Can you quote the records below in full, word for word?

Stored items from a collection:
# # #
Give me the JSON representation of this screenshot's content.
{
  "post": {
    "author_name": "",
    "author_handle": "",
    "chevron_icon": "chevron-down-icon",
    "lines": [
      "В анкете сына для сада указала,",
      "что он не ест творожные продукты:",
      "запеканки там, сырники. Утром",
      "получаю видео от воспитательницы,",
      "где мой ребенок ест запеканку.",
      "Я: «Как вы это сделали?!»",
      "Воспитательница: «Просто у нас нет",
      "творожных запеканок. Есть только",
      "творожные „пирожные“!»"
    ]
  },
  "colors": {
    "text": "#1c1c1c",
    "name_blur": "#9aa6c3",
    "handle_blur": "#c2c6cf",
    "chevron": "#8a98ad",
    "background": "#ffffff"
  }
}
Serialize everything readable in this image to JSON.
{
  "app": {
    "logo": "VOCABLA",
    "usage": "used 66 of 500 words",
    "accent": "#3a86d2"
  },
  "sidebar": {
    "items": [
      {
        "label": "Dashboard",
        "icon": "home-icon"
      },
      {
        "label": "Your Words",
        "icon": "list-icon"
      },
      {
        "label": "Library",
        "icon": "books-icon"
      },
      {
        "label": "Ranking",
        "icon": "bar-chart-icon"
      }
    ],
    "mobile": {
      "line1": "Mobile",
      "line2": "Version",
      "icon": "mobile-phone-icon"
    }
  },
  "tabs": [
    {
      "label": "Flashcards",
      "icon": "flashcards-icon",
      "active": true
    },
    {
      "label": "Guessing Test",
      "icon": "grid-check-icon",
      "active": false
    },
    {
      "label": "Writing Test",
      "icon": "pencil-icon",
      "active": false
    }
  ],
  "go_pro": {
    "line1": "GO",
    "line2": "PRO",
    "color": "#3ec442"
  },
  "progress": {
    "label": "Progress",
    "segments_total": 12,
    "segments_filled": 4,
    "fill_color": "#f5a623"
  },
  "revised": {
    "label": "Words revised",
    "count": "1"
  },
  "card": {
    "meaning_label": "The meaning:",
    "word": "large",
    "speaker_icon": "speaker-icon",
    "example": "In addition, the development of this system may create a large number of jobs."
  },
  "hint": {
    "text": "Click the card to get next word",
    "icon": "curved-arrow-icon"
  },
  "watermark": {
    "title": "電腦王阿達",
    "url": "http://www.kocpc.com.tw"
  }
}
# # #
*Reply to the task*:
Give me the JSON representation of this screenshot's content.
{
  "post": {
    "author_name": "",
    "author_handle": "",
    "chevron_icon": "chevron-down-icon",
    "lines": [
      "В анкете сына для сада указала,",
      "что он не ест творожные продукты:",
      "запеканки там, сырники. Утром",
      "получаю видео от воспитательницы,",
      "где мой ребенок ест запеканку.",
      "Я: «Как вы это сделали?!»",
      "Воспитательница: «Просто у нас нет",
      "творожных запеканок. Есть только",
      "творожные „пирожные“!»"
    ]
  },
  "colors": {
    "text": "#1c1c1c",
    "name_blur": "#9aa6c3",
    "handle_blur": "#c2c6cf",
    "chevron": "#8a98ad",
    "background": "#ffffff"
  }
}
Serialize everything readable in this image to JSON.
{
  "app": {
    "logo": "VOCABLA",
    "usage": "used 66 of 500 words",
    "accent": "#3a86d2"
  },
  "sidebar": {
    "items": [
      {
        "label": "Dashboard",
        "icon": "home-icon"
      },
      {
        "label": "Your Words",
        "icon": "list-icon"
      },
      {
        "label": "Library",
        "icon": "books-icon"
      },
      {
        "label": "Ranking",
        "icon": "bar-chart-icon"
      }
    ],
    "mobile": {
      "line1": "Mobile",
      "line2": "Version",
      "icon": "mobile-phone-icon"
    }
  },
  "tabs": [
    {
      "label": "Flashcards",
      "icon": "flashcards-icon",
      "active": true
    },
    {
      "label": "Guessing Test",
      "icon": "grid-check-icon",
      "active": false
    },
    {
      "label": "Writing Test",
      "icon": "pencil-icon",
      "active": false
    }
  ],
  "go_pro": {
    "line1": "GO",
    "line2": "PRO",
    "color": "#3ec442"
  },
  "progress": {
    "label": "Progress",
    "segments_total": 12,
    "segments_filled": 4,
    "fill_color": "#f5a623"
  },
  "revised": {
    "label": "Words revised",
    "count": "1"
  },
  "card": {
    "meaning_label": "The meaning:",
    "word": "large",
    "speaker_icon": "speaker-icon",
    "example": "In addition, the development of this system may create a large number of jobs."
  },
  "hint": {
    "text": "Click the card to get next word",
    "icon": "curved-arrow-icon"
  },
  "watermark": {
    "title": "電腦王阿達",
    "url": "http://www.kocpc.com.tw"
  }
}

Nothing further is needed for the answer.